Written problem:
Quote all of the data exactly as given. Skip every picture it contains.

Extracted records
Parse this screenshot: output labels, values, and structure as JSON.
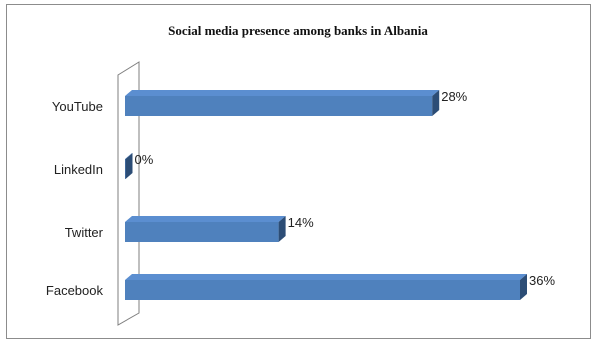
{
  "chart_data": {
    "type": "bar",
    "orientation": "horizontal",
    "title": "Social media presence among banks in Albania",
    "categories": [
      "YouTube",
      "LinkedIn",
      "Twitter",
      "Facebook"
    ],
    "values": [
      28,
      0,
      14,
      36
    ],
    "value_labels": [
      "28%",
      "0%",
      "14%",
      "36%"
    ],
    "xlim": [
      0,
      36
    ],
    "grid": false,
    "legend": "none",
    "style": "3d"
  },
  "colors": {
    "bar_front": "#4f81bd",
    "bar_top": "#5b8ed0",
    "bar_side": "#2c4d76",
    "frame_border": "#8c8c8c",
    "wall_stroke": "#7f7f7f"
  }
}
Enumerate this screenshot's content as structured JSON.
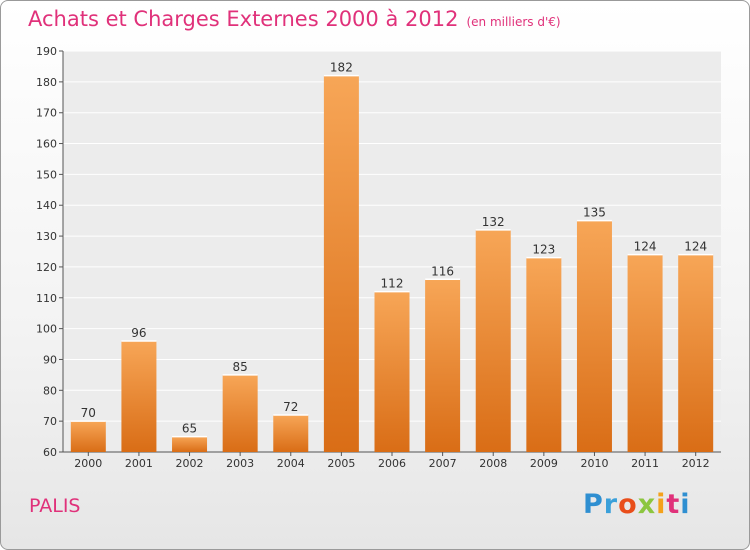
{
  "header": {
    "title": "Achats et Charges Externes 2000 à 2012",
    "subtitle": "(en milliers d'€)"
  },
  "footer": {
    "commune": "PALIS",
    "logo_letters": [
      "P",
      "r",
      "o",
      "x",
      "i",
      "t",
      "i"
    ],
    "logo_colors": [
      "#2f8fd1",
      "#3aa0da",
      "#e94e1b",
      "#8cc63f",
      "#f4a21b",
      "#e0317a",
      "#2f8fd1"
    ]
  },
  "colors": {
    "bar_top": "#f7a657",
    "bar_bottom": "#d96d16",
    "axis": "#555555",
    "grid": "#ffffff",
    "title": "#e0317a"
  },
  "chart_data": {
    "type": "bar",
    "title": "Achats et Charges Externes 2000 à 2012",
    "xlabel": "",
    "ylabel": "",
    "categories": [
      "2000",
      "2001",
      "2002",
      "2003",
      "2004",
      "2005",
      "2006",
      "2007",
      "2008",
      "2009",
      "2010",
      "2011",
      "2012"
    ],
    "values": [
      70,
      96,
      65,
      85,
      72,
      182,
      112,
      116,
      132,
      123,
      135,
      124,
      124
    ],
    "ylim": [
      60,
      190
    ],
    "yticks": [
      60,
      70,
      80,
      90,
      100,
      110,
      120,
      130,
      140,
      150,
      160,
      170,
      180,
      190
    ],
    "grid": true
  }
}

Exercise response:
Parse this screenshot: output labels, values, and structure as JSON.
{
  "chart_data": {
    "type": "bar",
    "orientation": "horizontal",
    "title": "Social media presence among banks in Albania",
    "categories": [
      "YouTube",
      "LinkedIn",
      "Twitter",
      "Facebook"
    ],
    "values": [
      28,
      0,
      14,
      36
    ],
    "value_labels": [
      "28%",
      "0%",
      "14%",
      "36%"
    ],
    "xlim": [
      0,
      36
    ],
    "grid": false,
    "legend": "none",
    "style": "3d"
  },
  "colors": {
    "bar_front": "#4f81bd",
    "bar_top": "#5b8ed0",
    "bar_side": "#2c4d76",
    "frame_border": "#8c8c8c",
    "wall_stroke": "#7f7f7f"
  }
}
Enumerate this screenshot's content as structured JSON.
{
  "header": {
    "title": "Achats et Charges Externes 2000 à 2012",
    "subtitle": "(en milliers d'€)"
  },
  "footer": {
    "commune": "PALIS",
    "logo_letters": [
      "P",
      "r",
      "o",
      "x",
      "i",
      "t",
      "i"
    ],
    "logo_colors": [
      "#2f8fd1",
      "#3aa0da",
      "#e94e1b",
      "#8cc63f",
      "#f4a21b",
      "#e0317a",
      "#2f8fd1"
    ]
  },
  "colors": {
    "bar_top": "#f7a657",
    "bar_bottom": "#d96d16",
    "axis": "#555555",
    "grid": "#ffffff",
    "title": "#e0317a"
  },
  "chart_data": {
    "type": "bar",
    "title": "Achats et Charges Externes 2000 à 2012",
    "xlabel": "",
    "ylabel": "",
    "categories": [
      "2000",
      "2001",
      "2002",
      "2003",
      "2004",
      "2005",
      "2006",
      "2007",
      "2008",
      "2009",
      "2010",
      "2011",
      "2012"
    ],
    "values": [
      70,
      96,
      65,
      85,
      72,
      182,
      112,
      116,
      132,
      123,
      135,
      124,
      124
    ],
    "ylim": [
      60,
      190
    ],
    "yticks": [
      60,
      70,
      80,
      90,
      100,
      110,
      120,
      130,
      140,
      150,
      160,
      170,
      180,
      190
    ],
    "grid": true
  }
}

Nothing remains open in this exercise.